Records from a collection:
"""
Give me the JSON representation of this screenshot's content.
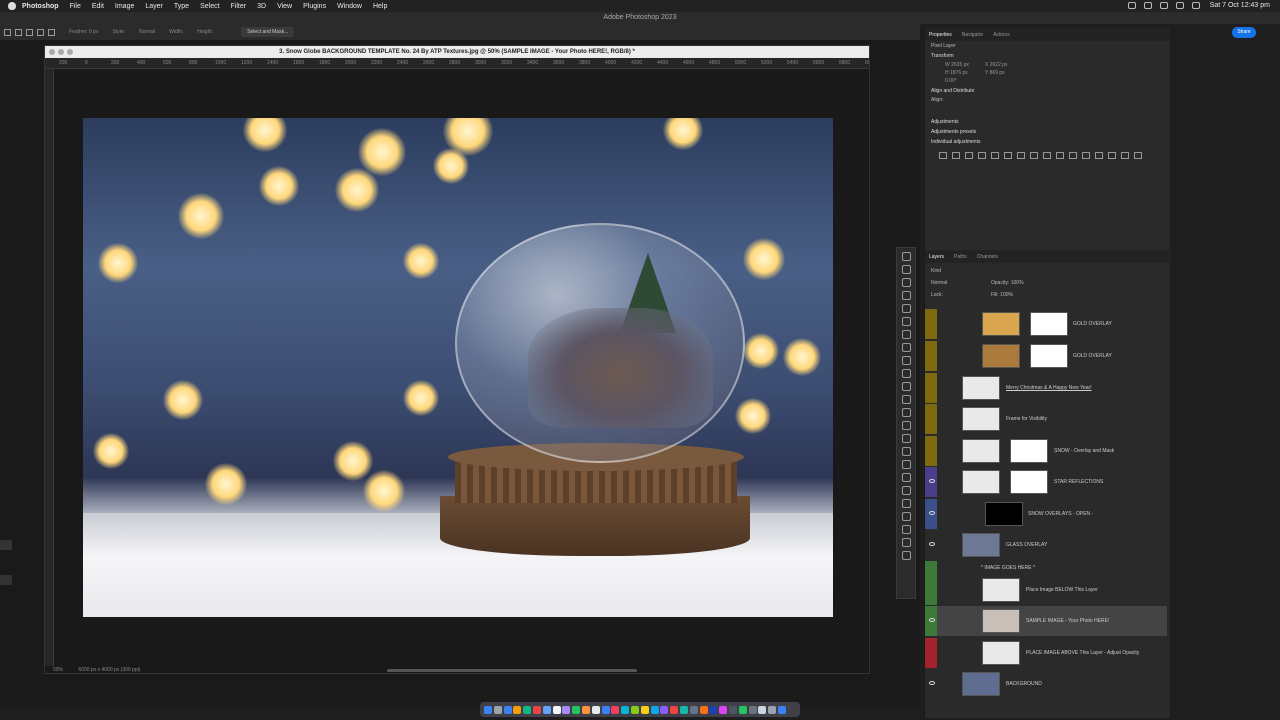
{
  "menubar": {
    "app": "Photoshop",
    "items": [
      "File",
      "Edit",
      "Image",
      "Layer",
      "Type",
      "Select",
      "Filter",
      "3D",
      "View",
      "Plugins",
      "Window",
      "Help"
    ],
    "clock": "Sat 7 Oct  12:43 pm"
  },
  "app_title": "Adobe Photoshop 2023",
  "options": {
    "feather": "Feather:  0 px",
    "style_label": "Style:",
    "style_value": "Normal",
    "width": "Width:",
    "height": "Height:",
    "select_mask": "Select and Mask..."
  },
  "share": "Share",
  "document": {
    "title": "3. Snow Globe BACKGROUND TEMPLATE No. 24 By ATP Textures.jpg @ 50% (SAMPLE IMAGE - Your Photo HERE!, RGB/8) *",
    "ruler_ticks": [
      "200",
      "0",
      "200",
      "400",
      "600",
      "800",
      "1000",
      "1200",
      "1400",
      "1600",
      "1800",
      "2000",
      "2200",
      "2400",
      "2600",
      "2800",
      "3000",
      "3200",
      "3400",
      "3600",
      "3800",
      "4000",
      "4200",
      "4400",
      "4600",
      "4800",
      "5000",
      "5200",
      "5400",
      "5600",
      "5800",
      "6000",
      "62"
    ],
    "zoom": "50%",
    "doc_size": "6000 px x 4000 px (300 ppi)"
  },
  "panel": {
    "tabs": [
      "Properties",
      "Navigator",
      "Actions"
    ],
    "pixel_layer": "Pixel Layer",
    "transform": "Transform",
    "w": "W  2635 px",
    "x": "X  2622 px",
    "h": "H  1876 px",
    "y": "Y  869 px",
    "angle": "0.00°",
    "align": "Align and Distribute",
    "align_sub": "Align:",
    "adjustments": "Adjustments",
    "adj_presets": "Adjustments presets",
    "individual": "Individual adjustments",
    "layer_tabs": [
      "Layers",
      "Paths",
      "Channels"
    ],
    "kind": "Kind",
    "blend": "Normal",
    "opacity": "Opacity:  100%",
    "lock": "Lock:",
    "fill": "Fill:  100%"
  },
  "layers": [
    {
      "name": "GOLD OVERLAY",
      "color": "#7d6a10"
    },
    {
      "name": "GOLD OVERLAY",
      "color": "#7d6a10"
    },
    {
      "name": "Merry Christmas & A Happy New Year!",
      "color": "#7d6a10"
    },
    {
      "name": "Frame for Visibility",
      "color": "#7d6a10"
    },
    {
      "name": "SNOW - Overlay and Mask",
      "color": "#7d6a10"
    },
    {
      "name": "STAR REFLECTIONS",
      "color": "#4b3d8a"
    },
    {
      "name": "SNOW OVERLAYS - OPEN -",
      "color": "#3b4f8a"
    },
    {
      "name": "GLASS OVERLAY",
      "color": "#2a2a2a"
    },
    {
      "name": "* IMAGE GOES HERE *",
      "color": "#3d7a3a"
    },
    {
      "name": "Place Image BELOW This Layer",
      "color": "#3d7a3a"
    },
    {
      "name": "SAMPLE IMAGE - Your Photo HERE!",
      "color": "#3d7a3a"
    },
    {
      "name": "PLACE IMAGE ABOVE This Layer - Adjust Opacity",
      "color": "#a3222b"
    },
    {
      "name": "BACKGROUND",
      "color": "#2a2a2a"
    }
  ]
}
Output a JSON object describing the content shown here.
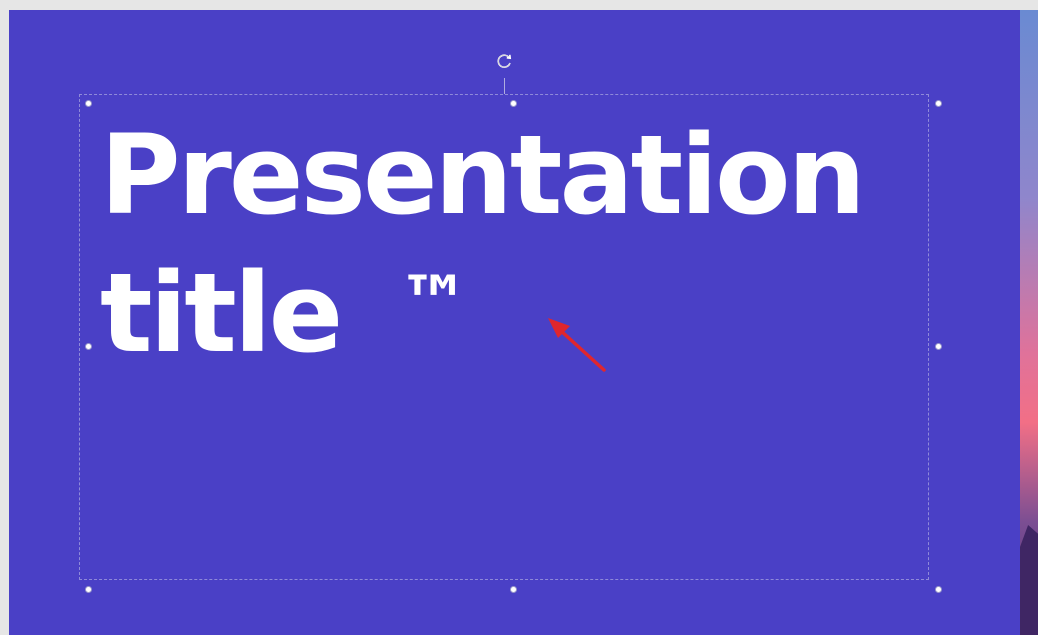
"""
**GOAL OF THE EXERCISE**. Transcribe the listing in full. Omit the pictures and keep every line exact.

**FINISHED TASK**.
Give me the JSON representation of this screenshot's content.
{
  "menubar": {
    "app": "Photoshop",
    "items": [
      "File",
      "Edit",
      "Image",
      "Layer",
      "Type",
      "Select",
      "Filter",
      "3D",
      "View",
      "Plugins",
      "Window",
      "Help"
    ],
    "clock": "Sat 7 Oct  12:43 pm"
  },
  "app_title": "Adobe Photoshop 2023",
  "options": {
    "feather": "Feather:  0 px",
    "style_label": "Style:",
    "style_value": "Normal",
    "width": "Width:",
    "height": "Height:",
    "select_mask": "Select and Mask..."
  },
  "share": "Share",
  "document": {
    "title": "3. Snow Globe BACKGROUND TEMPLATE No. 24 By ATP Textures.jpg @ 50% (SAMPLE IMAGE - Your Photo HERE!, RGB/8) *",
    "ruler_ticks": [
      "200",
      "0",
      "200",
      "400",
      "600",
      "800",
      "1000",
      "1200",
      "1400",
      "1600",
      "1800",
      "2000",
      "2200",
      "2400",
      "2600",
      "2800",
      "3000",
      "3200",
      "3400",
      "3600",
      "3800",
      "4000",
      "4200",
      "4400",
      "4600",
      "4800",
      "5000",
      "5200",
      "5400",
      "5600",
      "5800",
      "6000",
      "62"
    ],
    "zoom": "50%",
    "doc_size": "6000 px x 4000 px (300 ppi)"
  },
  "panel": {
    "tabs": [
      "Properties",
      "Navigator",
      "Actions"
    ],
    "pixel_layer": "Pixel Layer",
    "transform": "Transform",
    "w": "W  2635 px",
    "x": "X  2622 px",
    "h": "H  1876 px",
    "y": "Y  869 px",
    "angle": "0.00°",
    "align": "Align and Distribute",
    "align_sub": "Align:",
    "adjustments": "Adjustments",
    "adj_presets": "Adjustments presets",
    "individual": "Individual adjustments",
    "layer_tabs": [
      "Layers",
      "Paths",
      "Channels"
    ],
    "kind": "Kind",
    "blend": "Normal",
    "opacity": "Opacity:  100%",
    "lock": "Lock:",
    "fill": "Fill:  100%"
  },
  "layers": [
    {
      "name": "GOLD OVERLAY",
      "color": "#7d6a10"
    },
    {
      "name": "GOLD OVERLAY",
      "color": "#7d6a10"
    },
    {
      "name": "Merry Christmas & A Happy New Year!",
      "color": "#7d6a10"
    },
    {
      "name": "Frame for Visibility",
      "color": "#7d6a10"
    },
    {
      "name": "SNOW - Overlay and Mask",
      "color": "#7d6a10"
    },
    {
      "name": "STAR REFLECTIONS",
      "color": "#4b3d8a"
    },
    {
      "name": "SNOW OVERLAYS - OPEN -",
      "color": "#3b4f8a"
    },
    {
      "name": "GLASS OVERLAY",
      "color": "#2a2a2a"
    },
    {
      "name": "* IMAGE GOES HERE *",
      "color": "#3d7a3a"
    },
    {
      "name": "Place Image BELOW This Layer",
      "color": "#3d7a3a"
    },
    {
      "name": "SAMPLE IMAGE - Your Photo HERE!",
      "color": "#3d7a3a"
    },
    {
      "name": "PLACE IMAGE ABOVE This Layer - Adjust Opacity",
      "color": "#a3222b"
    },
    {
      "name": "BACKGROUND",
      "color": "#2a2a2a"
    }
  ]
}
Output a JSON object describing the content shown here.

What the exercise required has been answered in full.